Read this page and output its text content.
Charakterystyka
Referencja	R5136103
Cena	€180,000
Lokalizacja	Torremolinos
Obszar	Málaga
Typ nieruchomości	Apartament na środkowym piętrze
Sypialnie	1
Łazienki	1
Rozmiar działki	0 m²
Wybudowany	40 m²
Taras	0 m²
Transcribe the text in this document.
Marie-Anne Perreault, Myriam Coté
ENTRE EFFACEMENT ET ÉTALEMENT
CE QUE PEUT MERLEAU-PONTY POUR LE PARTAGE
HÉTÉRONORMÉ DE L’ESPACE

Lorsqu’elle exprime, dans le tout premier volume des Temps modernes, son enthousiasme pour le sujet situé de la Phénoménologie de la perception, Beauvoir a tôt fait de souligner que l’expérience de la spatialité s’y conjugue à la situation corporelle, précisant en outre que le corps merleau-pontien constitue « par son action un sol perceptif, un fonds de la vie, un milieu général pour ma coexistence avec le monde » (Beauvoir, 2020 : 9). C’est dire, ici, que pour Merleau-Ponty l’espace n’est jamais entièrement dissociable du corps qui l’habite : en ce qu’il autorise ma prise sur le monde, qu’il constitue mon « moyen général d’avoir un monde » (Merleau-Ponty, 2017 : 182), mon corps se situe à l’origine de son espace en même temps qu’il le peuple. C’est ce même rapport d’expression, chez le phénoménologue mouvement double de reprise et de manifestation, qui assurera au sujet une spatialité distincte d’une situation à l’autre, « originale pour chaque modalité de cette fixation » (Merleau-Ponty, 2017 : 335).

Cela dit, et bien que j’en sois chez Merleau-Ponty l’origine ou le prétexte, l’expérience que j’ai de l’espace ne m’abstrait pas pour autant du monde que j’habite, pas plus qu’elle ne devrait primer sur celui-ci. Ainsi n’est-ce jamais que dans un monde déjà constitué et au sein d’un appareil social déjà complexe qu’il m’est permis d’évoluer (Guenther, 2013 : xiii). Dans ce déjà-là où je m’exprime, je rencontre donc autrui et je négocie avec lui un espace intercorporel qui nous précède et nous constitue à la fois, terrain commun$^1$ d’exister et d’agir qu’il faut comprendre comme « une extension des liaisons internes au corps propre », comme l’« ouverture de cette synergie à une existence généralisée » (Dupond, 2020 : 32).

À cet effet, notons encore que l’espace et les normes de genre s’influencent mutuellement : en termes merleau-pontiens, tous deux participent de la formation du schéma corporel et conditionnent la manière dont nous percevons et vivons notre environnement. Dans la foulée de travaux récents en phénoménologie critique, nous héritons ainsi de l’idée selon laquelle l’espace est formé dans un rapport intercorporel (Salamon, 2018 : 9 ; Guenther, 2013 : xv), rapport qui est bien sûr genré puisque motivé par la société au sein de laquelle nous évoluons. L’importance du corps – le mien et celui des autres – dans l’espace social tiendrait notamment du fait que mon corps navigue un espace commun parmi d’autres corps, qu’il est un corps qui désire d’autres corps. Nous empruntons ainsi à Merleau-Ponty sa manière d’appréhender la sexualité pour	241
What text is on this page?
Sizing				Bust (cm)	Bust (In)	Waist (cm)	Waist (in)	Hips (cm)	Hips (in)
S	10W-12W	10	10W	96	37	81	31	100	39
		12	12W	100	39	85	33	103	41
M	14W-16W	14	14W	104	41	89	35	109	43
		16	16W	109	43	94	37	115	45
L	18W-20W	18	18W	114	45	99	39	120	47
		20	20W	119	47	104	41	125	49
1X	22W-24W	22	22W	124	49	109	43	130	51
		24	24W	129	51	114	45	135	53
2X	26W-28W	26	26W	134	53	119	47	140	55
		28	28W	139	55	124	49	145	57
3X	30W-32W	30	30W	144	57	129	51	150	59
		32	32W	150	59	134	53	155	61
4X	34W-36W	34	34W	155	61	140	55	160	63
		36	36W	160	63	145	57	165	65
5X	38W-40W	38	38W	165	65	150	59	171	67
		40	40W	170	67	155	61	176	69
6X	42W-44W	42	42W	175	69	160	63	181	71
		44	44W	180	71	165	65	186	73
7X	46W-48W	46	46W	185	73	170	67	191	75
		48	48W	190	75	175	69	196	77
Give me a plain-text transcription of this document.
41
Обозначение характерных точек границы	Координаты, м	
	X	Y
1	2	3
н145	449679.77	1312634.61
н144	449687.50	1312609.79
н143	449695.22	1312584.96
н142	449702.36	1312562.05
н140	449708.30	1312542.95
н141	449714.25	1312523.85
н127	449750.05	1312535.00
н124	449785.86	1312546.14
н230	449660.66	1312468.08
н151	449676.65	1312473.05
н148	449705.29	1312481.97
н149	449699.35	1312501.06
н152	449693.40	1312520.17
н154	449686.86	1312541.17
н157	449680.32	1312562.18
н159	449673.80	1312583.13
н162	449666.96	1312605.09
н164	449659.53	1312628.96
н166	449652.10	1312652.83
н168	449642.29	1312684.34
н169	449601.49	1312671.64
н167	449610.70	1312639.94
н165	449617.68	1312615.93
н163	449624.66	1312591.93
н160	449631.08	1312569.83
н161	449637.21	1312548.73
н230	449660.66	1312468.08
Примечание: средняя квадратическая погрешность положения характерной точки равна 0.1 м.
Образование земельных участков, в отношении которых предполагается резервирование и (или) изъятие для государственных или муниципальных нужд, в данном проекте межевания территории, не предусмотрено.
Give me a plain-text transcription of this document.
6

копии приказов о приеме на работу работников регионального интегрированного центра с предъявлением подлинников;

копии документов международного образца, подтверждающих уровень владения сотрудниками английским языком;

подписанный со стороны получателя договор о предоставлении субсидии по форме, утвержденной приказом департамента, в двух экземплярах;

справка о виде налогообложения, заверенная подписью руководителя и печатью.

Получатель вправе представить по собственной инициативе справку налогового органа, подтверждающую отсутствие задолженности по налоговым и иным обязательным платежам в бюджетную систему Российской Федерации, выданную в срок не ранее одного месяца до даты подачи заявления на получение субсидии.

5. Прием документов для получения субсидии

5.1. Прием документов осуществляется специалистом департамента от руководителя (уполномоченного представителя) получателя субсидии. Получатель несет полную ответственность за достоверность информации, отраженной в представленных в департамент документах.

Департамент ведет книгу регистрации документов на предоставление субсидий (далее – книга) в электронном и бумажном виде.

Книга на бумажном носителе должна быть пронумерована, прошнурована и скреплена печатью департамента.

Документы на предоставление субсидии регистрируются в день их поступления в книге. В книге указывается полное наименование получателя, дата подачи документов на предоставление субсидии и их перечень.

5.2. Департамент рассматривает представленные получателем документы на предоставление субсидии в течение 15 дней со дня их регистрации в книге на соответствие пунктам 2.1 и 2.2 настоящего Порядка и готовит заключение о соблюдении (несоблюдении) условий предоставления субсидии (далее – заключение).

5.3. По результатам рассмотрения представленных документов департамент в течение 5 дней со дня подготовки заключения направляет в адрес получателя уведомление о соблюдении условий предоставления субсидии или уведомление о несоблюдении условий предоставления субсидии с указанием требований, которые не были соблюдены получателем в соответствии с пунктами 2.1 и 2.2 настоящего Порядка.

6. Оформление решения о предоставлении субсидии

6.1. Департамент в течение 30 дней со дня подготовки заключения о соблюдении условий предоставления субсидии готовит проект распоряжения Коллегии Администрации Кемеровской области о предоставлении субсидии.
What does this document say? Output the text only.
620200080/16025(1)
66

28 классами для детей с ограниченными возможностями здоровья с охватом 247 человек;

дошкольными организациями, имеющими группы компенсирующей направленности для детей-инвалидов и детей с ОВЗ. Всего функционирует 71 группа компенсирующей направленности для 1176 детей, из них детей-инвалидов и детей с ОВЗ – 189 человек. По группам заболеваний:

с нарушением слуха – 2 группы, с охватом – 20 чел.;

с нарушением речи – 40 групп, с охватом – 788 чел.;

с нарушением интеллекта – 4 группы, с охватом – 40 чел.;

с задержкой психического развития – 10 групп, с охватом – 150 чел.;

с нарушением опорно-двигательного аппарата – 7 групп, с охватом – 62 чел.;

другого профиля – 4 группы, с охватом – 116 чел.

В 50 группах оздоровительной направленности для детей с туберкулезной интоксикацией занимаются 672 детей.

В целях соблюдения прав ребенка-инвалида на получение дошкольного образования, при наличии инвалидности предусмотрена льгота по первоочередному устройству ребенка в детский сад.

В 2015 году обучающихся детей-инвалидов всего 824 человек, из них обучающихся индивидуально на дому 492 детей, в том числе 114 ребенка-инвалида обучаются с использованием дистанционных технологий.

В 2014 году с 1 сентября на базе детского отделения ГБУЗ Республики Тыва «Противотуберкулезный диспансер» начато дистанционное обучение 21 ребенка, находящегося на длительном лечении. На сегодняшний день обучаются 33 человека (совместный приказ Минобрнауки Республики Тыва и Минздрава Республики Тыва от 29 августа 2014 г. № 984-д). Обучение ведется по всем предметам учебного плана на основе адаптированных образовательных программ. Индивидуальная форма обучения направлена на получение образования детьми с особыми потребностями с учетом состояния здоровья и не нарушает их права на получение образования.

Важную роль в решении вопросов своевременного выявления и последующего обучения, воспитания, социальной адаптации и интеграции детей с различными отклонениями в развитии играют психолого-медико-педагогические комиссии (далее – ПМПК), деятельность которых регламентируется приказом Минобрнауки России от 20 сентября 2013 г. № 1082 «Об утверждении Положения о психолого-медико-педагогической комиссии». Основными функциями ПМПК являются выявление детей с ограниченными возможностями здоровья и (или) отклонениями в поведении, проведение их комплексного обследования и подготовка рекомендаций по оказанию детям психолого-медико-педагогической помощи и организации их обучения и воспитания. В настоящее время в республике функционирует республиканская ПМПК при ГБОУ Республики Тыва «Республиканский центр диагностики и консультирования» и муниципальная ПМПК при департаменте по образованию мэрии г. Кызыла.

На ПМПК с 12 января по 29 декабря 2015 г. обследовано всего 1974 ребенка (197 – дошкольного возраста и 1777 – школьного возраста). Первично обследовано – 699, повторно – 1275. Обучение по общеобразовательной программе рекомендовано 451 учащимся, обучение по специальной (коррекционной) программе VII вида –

---

> **Goal**
State how many lines of the listing above hold the word "предоставлении", with nothing but the number.

> **Complete response**
3